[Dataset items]
= = = =
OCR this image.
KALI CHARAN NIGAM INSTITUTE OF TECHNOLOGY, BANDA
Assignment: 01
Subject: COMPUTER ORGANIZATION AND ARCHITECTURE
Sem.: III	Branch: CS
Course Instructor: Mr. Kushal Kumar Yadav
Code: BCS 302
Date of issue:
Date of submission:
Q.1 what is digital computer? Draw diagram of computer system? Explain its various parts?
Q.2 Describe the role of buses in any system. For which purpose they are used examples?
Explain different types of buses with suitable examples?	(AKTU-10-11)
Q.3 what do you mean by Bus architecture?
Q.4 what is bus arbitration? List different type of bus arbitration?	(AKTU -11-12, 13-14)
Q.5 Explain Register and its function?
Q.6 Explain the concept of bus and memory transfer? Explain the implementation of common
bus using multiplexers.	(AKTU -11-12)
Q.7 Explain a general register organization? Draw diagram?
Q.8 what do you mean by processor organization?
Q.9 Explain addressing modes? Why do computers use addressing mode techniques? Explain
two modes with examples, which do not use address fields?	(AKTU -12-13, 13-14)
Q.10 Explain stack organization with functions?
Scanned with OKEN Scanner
= = = =
### Objective:
Without leaving anything out, give the entries again exactly.

### Solution to this problem:
OCR this image.
KALI CHARAN NIGAM INSTITUTE OF TECHNOLOGY, BANDA
Assignment: 01
Subject: COMPUTER ORGANIZATION AND ARCHITECTURE
Sem.: III	Branch: CS
Course Instructor: Mr. Kushal Kumar Yadav
Code: BCS 302
Date of issue:
Date of submission:
Q.1 what is digital computer? Draw diagram of computer system? Explain its various parts?
Q.2 Describe the role of buses in any system. For which purpose they are used examples?
Explain different types of buses with suitable examples?	(AKTU-10-11)
Q.3 what do you mean by Bus architecture?
Q.4 what is bus arbitration? List different type of bus arbitration?	(AKTU -11-12, 13-14)
Q.5 Explain Register and its function?
Q.6 Explain the concept of bus and memory transfer? Explain the implementation of common
bus using multiplexers.	(AKTU -11-12)
Q.7 Explain a general register organization? Draw diagram?
Q.8 what do you mean by processor organization?
Q.9 Explain addressing modes? Why do computers use addressing mode techniques? Explain
two modes with examples, which do not use address fields?	(AKTU -12-13, 13-14)
Q.10 Explain stack organization with functions?
Scanned with OKEN Scanner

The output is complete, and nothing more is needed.